▸ SHORT PROBLEM
Every entry that follows should be reproduced exactly.

— START —

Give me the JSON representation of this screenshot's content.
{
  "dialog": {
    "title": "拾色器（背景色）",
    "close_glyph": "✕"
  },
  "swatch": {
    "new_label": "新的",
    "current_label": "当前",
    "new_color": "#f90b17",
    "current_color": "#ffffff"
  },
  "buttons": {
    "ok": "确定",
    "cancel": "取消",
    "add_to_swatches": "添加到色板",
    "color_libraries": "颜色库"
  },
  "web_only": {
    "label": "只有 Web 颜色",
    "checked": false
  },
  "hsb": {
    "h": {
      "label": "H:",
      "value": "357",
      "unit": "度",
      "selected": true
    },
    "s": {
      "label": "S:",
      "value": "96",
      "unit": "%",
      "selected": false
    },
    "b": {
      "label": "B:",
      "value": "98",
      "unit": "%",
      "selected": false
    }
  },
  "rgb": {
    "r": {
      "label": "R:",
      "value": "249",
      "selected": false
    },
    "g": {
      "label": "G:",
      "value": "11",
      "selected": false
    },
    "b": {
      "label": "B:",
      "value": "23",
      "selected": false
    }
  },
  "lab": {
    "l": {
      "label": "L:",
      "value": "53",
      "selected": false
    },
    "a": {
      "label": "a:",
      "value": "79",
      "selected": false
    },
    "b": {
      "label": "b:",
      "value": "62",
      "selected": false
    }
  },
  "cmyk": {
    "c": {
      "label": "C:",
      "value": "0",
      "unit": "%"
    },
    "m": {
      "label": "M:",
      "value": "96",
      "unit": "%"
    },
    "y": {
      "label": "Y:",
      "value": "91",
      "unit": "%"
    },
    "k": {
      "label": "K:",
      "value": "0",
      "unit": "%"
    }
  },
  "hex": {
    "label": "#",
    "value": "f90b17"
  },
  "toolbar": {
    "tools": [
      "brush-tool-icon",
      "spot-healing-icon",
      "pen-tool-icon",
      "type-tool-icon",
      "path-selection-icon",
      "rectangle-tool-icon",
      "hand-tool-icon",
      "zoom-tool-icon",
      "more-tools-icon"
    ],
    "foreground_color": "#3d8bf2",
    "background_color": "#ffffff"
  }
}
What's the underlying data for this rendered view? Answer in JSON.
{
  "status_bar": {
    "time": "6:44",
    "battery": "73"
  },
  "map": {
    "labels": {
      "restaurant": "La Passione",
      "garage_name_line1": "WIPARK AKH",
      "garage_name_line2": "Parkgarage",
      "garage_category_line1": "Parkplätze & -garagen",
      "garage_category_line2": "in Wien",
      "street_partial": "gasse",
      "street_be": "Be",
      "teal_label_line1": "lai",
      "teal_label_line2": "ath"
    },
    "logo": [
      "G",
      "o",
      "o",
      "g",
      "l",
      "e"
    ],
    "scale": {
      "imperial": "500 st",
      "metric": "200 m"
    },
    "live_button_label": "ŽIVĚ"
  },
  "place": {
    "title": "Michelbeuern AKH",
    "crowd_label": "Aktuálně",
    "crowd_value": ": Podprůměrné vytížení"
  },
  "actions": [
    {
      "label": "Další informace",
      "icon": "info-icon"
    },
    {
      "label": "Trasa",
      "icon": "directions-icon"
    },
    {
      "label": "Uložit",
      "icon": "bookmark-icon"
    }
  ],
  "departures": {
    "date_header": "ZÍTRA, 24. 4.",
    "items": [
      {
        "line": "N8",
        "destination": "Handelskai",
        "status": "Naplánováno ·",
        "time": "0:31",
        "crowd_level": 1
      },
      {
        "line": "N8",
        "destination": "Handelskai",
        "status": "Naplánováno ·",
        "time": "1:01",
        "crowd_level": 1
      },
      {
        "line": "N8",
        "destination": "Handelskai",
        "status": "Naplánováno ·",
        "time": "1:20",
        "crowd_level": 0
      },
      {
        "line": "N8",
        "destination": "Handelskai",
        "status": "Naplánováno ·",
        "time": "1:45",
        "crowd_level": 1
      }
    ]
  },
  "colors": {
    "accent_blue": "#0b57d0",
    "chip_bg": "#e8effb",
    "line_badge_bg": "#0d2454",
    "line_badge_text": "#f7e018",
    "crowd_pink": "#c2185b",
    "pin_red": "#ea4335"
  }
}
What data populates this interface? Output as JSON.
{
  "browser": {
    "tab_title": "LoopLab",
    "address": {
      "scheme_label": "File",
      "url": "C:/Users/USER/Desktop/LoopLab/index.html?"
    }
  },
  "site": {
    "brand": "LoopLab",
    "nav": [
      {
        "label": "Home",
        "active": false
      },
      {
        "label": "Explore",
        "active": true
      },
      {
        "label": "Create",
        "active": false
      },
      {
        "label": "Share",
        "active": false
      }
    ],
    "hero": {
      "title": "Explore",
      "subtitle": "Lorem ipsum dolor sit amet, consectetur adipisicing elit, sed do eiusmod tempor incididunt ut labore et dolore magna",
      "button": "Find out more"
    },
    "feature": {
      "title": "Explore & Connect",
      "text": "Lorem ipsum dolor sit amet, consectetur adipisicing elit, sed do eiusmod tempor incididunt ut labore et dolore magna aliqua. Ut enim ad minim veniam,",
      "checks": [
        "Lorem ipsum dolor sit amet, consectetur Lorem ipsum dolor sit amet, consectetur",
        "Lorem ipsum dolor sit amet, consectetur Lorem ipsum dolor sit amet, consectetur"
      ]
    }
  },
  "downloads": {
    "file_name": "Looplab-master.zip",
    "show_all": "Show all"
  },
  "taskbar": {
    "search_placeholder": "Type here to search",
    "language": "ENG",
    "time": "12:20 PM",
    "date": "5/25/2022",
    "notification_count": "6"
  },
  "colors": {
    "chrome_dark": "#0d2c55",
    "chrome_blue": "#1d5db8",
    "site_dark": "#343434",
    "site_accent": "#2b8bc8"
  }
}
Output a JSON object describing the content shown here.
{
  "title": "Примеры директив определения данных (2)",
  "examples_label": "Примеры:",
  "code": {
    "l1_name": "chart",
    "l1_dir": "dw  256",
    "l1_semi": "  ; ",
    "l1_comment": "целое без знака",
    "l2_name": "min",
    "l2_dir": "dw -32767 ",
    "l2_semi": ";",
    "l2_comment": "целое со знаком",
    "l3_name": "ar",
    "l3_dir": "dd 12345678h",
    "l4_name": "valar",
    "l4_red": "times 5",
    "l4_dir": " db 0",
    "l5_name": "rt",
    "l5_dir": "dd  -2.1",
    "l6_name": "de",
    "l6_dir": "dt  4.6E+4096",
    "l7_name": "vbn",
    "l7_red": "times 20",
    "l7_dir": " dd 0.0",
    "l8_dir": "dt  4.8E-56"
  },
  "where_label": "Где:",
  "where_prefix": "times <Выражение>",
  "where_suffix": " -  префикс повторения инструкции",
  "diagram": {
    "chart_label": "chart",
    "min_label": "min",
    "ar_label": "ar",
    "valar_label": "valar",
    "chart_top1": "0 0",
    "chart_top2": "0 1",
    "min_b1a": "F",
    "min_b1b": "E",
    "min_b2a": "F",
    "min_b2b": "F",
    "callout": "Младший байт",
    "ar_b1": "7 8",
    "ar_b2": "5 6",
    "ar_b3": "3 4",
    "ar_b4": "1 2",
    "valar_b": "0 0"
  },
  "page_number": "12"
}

— END —

▸ FINAL RESULT
Give me the JSON representation of this screenshot's content.
{
  "dialog": {
    "title": "拾色器（背景色）",
    "close_glyph": "✕"
  },
  "swatch": {
    "new_label": "新的",
    "current_label": "当前",
    "new_color": "#f90b17",
    "current_color": "#ffffff"
  },
  "buttons": {
    "ok": "确定",
    "cancel": "取消",
    "add_to_swatches": "添加到色板",
    "color_libraries": "颜色库"
  },
  "web_only": {
    "label": "只有 Web 颜色",
    "checked": false
  },
  "hsb": {
    "h": {
      "label": "H:",
      "value": "357",
      "unit": "度",
      "selected": true
    },
    "s": {
      "label": "S:",
      "value": "96",
      "unit": "%",
      "selected": false
    },
    "b": {
      "label": "B:",
      "value": "98",
      "unit": "%",
      "selected": false
    }
  },
  "rgb": {
    "r": {
      "label": "R:",
      "value": "249",
      "selected": false
    },
    "g": {
      "label": "G:",
      "value": "11",
      "selected": false
    },
    "b": {
      "label": "B:",
      "value": "23",
      "selected": false
    }
  },
  "lab": {
    "l": {
      "label": "L:",
      "value": "53",
      "selected": false
    },
    "a": {
      "label": "a:",
      "value": "79",
      "selected": false
    },
    "b": {
      "label": "b:",
      "value": "62",
      "selected": false
    }
  },
  "cmyk": {
    "c": {
      "label": "C:",
      "value": "0",
      "unit": "%"
    },
    "m": {
      "label": "M:",
      "value": "96",
      "unit": "%"
    },
    "y": {
      "label": "Y:",
      "value": "91",
      "unit": "%"
    },
    "k": {
      "label": "K:",
      "value": "0",
      "unit": "%"
    }
  },
  "hex": {
    "label": "#",
    "value": "f90b17"
  },
  "toolbar": {
    "tools": [
      "brush-tool-icon",
      "spot-healing-icon",
      "pen-tool-icon",
      "type-tool-icon",
      "path-selection-icon",
      "rectangle-tool-icon",
      "hand-tool-icon",
      "zoom-tool-icon",
      "more-tools-icon"
    ],
    "foreground_color": "#3d8bf2",
    "background_color": "#ffffff"
  }
}
What's the underlying data for this rendered view? Answer in JSON.
{
  "status_bar": {
    "time": "6:44",
    "battery": "73"
  },
  "map": {
    "labels": {
      "restaurant": "La Passione",
      "garage_name_line1": "WIPARK AKH",
      "garage_name_line2": "Parkgarage",
      "garage_category_line1": "Parkplätze & -garagen",
      "garage_category_line2": "in Wien",
      "street_partial": "gasse",
      "street_be": "Be",
      "teal_label_line1": "lai",
      "teal_label_line2": "ath"
    },
    "logo": [
      "G",
      "o",
      "o",
      "g",
      "l",
      "e"
    ],
    "scale": {
      "imperial": "500 st",
      "metric": "200 m"
    },
    "live_button_label": "ŽIVĚ"
  },
  "place": {
    "title": "Michelbeuern AKH",
    "crowd_label": "Aktuálně",
    "crowd_value": ": Podprůměrné vytížení"
  },
  "actions": [
    {
      "label": "Další informace",
      "icon": "info-icon"
    },
    {
      "label": "Trasa",
      "icon": "directions-icon"
    },
    {
      "label": "Uložit",
      "icon": "bookmark-icon"
    }
  ],
  "departures": {
    "date_header": "ZÍTRA, 24. 4.",
    "items": [
      {
        "line": "N8",
        "destination": "Handelskai",
        "status": "Naplánováno ·",
        "time": "0:31",
        "crowd_level": 1
      },
      {
        "line": "N8",
        "destination": "Handelskai",
        "status": "Naplánováno ·",
        "time": "1:01",
        "crowd_level": 1
      },
      {
        "line": "N8",
        "destination": "Handelskai",
        "status": "Naplánováno ·",
        "time": "1:20",
        "crowd_level": 0
      },
      {
        "line": "N8",
        "destination": "Handelskai",
        "status": "Naplánováno ·",
        "time": "1:45",
        "crowd_level": 1
      }
    ]
  },
  "colors": {
    "accent_blue": "#0b57d0",
    "chip_bg": "#e8effb",
    "line_badge_bg": "#0d2454",
    "line_badge_text": "#f7e018",
    "crowd_pink": "#c2185b",
    "pin_red": "#ea4335"
  }
}
What data populates this interface? Output as JSON.
{
  "browser": {
    "tab_title": "LoopLab",
    "address": {
      "scheme_label": "File",
      "url": "C:/Users/USER/Desktop/LoopLab/index.html?"
    }
  },
  "site": {
    "brand": "LoopLab",
    "nav": [
      {
        "label": "Home",
        "active": false
      },
      {
        "label": "Explore",
        "active": true
      },
      {
        "label": "Create",
        "active": false
      },
      {
        "label": "Share",
        "active": false
      }
    ],
    "hero": {
      "title": "Explore",
      "subtitle": "Lorem ipsum dolor sit amet, consectetur adipisicing elit, sed do eiusmod tempor incididunt ut labore et dolore magna",
      "button": "Find out more"
    },
    "feature": {
      "title": "Explore & Connect",
      "text": "Lorem ipsum dolor sit amet, consectetur adipisicing elit, sed do eiusmod tempor incididunt ut labore et dolore magna aliqua. Ut enim ad minim veniam,",
      "checks": [
        "Lorem ipsum dolor sit amet, consectetur Lorem ipsum dolor sit amet, consectetur",
        "Lorem ipsum dolor sit amet, consectetur Lorem ipsum dolor sit amet, consectetur"
      ]
    }
  },
  "downloads": {
    "file_name": "Looplab-master.zip",
    "show_all": "Show all"
  },
  "taskbar": {
    "search_placeholder": "Type here to search",
    "language": "ENG",
    "time": "12:20 PM",
    "date": "5/25/2022",
    "notification_count": "6"
  },
  "colors": {
    "chrome_dark": "#0d2c55",
    "chrome_blue": "#1d5db8",
    "site_dark": "#343434",
    "site_accent": "#2b8bc8"
  }
}
Output a JSON object describing the content shown here.
{
  "title": "Примеры директив определения данных (2)",
  "examples_label": "Примеры:",
  "code": {
    "l1_name": "chart",
    "l1_dir": "dw  256",
    "l1_semi": "  ; ",
    "l1_comment": "целое без знака",
    "l2_name": "min",
    "l2_dir": "dw -32767 ",
    "l2_semi": ";",
    "l2_comment": "целое со знаком",
    "l3_name": "ar",
    "l3_dir": "dd 12345678h",
    "l4_name": "valar",
    "l4_red": "times 5",
    "l4_dir": " db 0",
    "l5_name": "rt",
    "l5_dir": "dd  -2.1",
    "l6_name": "de",
    "l6_dir": "dt  4.6E+4096",
    "l7_name": "vbn",
    "l7_red": "times 20",
    "l7_dir": " dd 0.0",
    "l8_dir": "dt  4.8E-56"
  },
  "where_label": "Где:",
  "where_prefix": "times <Выражение>",
  "where_suffix": " -  префикс повторения инструкции",
  "diagram": {
    "chart_label": "chart",
    "min_label": "min",
    "ar_label": "ar",
    "valar_label": "valar",
    "chart_top1": "0 0",
    "chart_top2": "0 1",
    "min_b1a": "F",
    "min_b1b": "E",
    "min_b2a": "F",
    "min_b2b": "F",
    "callout": "Младший байт",
    "ar_b1": "7 8",
    "ar_b2": "5 6",
    "ar_b3": "3 4",
    "ar_b4": "1 2",
    "valar_b": "0 0"
  },
  "page_number": "12"
}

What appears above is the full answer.